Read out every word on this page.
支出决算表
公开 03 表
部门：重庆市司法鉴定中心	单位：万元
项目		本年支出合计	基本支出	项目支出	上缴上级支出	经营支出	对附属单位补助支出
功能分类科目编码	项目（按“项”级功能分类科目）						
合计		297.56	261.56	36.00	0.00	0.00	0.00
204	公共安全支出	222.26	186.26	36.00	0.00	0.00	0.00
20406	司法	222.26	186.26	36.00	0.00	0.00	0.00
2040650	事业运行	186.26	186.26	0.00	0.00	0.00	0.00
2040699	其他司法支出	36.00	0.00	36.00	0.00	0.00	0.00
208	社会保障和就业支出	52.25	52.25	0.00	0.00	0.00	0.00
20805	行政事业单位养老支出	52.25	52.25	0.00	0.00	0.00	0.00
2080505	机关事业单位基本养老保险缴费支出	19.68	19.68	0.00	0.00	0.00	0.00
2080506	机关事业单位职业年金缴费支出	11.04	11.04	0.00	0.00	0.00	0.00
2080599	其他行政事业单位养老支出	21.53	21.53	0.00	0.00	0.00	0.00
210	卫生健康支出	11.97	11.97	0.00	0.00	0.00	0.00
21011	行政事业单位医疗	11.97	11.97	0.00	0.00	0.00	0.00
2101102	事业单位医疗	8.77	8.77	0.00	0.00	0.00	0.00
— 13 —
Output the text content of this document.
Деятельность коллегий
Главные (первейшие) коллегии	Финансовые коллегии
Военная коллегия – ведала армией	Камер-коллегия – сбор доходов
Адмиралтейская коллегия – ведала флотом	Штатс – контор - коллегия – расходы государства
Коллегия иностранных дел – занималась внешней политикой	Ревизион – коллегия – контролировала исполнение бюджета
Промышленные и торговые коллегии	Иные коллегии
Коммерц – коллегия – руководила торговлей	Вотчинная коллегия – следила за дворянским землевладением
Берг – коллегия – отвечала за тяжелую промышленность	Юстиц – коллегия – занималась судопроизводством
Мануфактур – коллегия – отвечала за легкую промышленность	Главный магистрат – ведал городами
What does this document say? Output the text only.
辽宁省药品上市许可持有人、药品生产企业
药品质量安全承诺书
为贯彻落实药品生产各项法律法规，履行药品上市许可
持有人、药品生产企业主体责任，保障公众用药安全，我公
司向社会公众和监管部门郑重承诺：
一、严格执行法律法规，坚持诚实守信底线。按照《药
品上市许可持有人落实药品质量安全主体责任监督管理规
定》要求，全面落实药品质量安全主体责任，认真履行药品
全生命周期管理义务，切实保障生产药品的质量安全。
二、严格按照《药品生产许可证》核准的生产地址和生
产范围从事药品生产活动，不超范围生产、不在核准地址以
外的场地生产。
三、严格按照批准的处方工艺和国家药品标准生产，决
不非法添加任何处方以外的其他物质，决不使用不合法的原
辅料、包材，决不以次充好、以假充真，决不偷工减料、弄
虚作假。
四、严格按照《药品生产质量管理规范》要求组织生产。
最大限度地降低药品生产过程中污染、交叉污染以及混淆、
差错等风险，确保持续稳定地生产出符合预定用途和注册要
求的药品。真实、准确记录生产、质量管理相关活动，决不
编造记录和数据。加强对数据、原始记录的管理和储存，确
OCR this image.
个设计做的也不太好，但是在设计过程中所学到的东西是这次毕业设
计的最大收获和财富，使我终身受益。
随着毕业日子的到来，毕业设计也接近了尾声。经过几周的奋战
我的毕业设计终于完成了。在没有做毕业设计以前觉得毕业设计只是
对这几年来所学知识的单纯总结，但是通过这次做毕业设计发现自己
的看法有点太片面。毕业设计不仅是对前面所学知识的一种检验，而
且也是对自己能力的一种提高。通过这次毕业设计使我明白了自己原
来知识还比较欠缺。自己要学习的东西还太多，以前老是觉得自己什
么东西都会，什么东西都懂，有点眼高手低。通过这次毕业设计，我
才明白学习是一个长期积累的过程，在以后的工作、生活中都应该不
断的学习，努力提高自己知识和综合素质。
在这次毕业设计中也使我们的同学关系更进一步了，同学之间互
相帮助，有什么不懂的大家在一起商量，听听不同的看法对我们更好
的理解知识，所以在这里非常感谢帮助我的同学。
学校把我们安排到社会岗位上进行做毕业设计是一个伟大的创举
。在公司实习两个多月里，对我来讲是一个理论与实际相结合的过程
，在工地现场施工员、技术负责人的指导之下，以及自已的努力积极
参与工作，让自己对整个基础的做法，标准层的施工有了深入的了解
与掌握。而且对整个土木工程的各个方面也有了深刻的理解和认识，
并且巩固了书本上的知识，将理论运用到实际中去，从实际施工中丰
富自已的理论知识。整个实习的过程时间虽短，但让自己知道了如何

+ + + + + + +

EXERCISE INSTRUCTIONS: Identify each line in the entries with the word "промышленность" and copy it.

EXERCISE SOLUTION:
Берг – коллегия – отвечала за тяжелую промышленность	Юстиц – коллегия – занималась судопроизводством
Мануфактур – коллегия – отвечала за легкую промышленность	Главный магистрат – ведал городами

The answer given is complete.